Problem description →
Write out each line in which the string "Schwanenstr" is present.

Working data →
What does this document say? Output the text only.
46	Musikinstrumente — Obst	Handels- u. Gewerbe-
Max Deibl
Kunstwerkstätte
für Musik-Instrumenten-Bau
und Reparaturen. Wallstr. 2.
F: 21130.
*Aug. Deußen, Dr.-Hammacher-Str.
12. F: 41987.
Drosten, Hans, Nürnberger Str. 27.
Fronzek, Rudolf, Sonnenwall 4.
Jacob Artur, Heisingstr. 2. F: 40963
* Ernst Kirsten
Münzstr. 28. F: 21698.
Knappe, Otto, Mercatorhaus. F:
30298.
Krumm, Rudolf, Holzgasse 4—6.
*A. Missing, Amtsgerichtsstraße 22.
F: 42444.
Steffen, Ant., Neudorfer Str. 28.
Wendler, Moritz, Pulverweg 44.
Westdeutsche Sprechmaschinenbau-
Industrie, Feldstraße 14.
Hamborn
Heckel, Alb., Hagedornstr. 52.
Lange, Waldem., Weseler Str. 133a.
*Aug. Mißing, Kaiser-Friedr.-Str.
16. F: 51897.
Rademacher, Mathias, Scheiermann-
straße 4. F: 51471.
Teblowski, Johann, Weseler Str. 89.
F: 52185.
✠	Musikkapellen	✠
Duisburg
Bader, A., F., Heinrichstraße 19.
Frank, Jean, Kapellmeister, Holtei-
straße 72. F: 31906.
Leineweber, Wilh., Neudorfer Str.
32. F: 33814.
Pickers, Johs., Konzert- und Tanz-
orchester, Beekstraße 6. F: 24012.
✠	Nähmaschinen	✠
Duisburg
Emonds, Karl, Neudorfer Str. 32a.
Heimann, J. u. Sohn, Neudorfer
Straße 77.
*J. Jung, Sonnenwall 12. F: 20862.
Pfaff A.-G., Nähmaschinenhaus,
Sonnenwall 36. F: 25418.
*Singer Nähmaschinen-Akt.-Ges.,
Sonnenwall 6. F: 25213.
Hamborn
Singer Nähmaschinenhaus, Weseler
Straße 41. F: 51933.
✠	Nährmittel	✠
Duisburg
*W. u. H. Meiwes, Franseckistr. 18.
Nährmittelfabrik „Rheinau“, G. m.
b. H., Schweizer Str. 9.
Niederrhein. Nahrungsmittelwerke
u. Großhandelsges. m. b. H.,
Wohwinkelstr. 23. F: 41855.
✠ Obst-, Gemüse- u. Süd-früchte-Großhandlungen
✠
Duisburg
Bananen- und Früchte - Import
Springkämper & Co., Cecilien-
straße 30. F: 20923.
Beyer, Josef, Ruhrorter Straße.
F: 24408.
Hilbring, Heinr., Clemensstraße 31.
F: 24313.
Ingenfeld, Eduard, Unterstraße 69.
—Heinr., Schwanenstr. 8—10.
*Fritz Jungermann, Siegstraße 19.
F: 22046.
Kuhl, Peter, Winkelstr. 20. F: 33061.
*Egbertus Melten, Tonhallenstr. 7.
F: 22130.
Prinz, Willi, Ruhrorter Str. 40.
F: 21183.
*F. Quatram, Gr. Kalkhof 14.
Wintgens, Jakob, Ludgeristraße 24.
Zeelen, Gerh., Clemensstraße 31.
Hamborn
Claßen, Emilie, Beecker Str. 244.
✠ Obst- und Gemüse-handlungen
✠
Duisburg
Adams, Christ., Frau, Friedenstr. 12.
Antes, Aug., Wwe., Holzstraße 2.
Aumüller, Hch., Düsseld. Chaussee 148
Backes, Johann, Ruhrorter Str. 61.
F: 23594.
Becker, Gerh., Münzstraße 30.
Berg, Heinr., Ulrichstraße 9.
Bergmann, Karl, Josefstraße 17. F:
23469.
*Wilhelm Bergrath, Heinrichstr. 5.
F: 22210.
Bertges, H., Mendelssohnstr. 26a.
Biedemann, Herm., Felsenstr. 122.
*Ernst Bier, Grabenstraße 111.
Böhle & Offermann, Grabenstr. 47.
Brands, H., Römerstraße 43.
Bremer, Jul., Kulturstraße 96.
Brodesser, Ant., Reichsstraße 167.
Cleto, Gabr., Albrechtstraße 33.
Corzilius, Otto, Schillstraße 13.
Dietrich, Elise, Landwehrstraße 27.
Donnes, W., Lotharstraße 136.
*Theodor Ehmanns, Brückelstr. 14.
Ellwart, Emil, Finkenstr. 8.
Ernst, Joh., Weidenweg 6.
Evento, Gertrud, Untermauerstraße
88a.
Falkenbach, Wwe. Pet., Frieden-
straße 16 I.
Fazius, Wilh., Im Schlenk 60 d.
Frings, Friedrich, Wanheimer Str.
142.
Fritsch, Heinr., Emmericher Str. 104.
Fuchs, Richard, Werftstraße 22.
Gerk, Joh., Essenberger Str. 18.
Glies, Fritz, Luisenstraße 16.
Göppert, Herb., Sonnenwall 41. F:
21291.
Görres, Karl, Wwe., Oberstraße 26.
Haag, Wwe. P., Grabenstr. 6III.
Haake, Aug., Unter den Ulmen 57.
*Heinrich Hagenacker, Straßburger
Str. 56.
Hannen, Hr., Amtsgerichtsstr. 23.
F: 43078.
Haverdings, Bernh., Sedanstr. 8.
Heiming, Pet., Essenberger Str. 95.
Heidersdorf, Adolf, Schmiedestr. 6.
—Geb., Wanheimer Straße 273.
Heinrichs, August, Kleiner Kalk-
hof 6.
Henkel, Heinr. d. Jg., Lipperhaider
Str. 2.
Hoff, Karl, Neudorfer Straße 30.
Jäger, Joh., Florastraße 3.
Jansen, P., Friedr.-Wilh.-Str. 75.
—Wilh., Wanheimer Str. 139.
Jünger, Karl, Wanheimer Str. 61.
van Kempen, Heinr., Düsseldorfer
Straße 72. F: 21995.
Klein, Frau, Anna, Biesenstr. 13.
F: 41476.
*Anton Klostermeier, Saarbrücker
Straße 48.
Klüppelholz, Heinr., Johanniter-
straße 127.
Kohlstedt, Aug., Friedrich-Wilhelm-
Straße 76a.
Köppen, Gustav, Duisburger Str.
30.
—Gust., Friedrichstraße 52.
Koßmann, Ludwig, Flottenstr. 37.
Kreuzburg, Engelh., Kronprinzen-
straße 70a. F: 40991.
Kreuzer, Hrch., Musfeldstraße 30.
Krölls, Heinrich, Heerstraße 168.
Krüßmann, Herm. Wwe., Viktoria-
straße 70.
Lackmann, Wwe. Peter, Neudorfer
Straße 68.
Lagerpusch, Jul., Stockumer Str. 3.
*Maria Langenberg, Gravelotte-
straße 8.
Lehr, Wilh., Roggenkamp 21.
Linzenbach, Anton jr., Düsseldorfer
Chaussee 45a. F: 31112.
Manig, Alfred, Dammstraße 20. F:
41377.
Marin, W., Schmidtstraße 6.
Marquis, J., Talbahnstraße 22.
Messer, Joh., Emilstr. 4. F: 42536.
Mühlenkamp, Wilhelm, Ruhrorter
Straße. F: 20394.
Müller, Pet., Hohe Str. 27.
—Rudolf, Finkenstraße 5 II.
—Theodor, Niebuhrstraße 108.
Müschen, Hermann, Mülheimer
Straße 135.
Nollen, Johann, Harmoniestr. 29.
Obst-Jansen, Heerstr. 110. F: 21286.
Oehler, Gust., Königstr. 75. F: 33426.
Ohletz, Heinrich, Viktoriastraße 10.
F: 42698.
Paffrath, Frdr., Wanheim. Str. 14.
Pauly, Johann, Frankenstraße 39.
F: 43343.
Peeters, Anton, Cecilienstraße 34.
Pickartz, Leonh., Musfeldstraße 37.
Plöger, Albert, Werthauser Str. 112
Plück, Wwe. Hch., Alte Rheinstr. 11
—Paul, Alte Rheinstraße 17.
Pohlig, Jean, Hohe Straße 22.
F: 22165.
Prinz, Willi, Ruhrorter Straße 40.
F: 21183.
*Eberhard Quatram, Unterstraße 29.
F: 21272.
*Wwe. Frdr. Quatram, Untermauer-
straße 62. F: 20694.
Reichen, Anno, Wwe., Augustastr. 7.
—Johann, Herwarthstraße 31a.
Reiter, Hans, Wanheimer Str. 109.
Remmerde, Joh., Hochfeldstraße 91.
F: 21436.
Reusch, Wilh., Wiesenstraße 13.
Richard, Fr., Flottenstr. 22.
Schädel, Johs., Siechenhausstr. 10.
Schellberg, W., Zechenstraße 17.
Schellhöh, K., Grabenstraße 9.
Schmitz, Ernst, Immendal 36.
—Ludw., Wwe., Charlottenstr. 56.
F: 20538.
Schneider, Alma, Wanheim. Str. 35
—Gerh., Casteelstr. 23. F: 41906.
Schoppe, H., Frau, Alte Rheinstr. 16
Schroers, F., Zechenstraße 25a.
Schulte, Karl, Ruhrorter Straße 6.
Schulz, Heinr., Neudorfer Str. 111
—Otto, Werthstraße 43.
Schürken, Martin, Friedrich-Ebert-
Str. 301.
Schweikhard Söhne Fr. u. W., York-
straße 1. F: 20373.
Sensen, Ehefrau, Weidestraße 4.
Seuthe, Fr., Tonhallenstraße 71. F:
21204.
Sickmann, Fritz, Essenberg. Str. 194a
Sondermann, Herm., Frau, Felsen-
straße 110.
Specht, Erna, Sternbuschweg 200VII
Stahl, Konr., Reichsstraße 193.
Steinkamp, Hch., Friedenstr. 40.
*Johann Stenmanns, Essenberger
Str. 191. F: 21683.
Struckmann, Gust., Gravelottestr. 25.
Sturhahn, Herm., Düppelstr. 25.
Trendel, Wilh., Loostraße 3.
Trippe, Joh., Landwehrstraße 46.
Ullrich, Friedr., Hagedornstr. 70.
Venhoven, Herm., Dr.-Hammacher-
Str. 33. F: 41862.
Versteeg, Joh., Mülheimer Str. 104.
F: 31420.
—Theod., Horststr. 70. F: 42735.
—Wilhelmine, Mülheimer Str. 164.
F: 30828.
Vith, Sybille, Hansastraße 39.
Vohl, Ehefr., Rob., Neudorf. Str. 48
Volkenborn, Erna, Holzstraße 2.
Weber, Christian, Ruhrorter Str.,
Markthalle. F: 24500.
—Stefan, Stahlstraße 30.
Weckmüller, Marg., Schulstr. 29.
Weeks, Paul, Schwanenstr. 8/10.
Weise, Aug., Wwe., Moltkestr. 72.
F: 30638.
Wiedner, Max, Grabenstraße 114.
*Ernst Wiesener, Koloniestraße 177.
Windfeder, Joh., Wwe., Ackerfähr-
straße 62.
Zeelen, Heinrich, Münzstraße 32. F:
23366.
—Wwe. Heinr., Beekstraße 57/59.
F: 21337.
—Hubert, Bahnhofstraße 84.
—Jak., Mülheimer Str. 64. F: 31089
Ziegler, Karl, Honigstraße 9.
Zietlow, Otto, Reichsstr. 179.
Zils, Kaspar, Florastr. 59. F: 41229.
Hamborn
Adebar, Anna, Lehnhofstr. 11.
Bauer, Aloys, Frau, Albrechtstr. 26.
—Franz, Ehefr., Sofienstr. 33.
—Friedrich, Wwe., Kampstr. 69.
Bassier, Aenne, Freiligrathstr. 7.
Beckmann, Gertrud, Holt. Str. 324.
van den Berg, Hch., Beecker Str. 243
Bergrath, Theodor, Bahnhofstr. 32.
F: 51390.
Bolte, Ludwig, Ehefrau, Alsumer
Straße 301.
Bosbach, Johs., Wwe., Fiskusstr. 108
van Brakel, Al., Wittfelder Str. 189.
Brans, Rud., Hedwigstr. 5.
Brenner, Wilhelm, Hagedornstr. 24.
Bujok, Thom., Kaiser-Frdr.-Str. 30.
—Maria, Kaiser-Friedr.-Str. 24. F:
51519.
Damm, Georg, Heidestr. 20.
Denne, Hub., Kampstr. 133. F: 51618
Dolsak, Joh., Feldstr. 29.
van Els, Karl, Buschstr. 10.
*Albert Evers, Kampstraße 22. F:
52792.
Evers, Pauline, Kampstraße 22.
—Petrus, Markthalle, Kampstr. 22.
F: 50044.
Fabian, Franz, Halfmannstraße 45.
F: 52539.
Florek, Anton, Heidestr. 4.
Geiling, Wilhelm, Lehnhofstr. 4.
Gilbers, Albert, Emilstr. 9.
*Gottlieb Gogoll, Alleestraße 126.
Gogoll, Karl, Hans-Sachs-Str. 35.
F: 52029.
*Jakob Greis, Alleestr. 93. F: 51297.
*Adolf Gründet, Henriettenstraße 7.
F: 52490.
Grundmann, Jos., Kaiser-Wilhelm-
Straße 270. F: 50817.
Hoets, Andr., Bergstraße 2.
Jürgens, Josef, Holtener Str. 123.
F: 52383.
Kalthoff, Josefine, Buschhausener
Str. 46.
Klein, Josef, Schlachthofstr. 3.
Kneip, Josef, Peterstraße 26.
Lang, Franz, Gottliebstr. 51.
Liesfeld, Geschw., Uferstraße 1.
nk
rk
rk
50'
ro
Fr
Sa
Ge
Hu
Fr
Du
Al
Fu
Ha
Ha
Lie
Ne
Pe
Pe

Exercise result →
—Heinr., Schwanenstr. 8—10.
Weeks, Paul, Schwanenstr. 8/10.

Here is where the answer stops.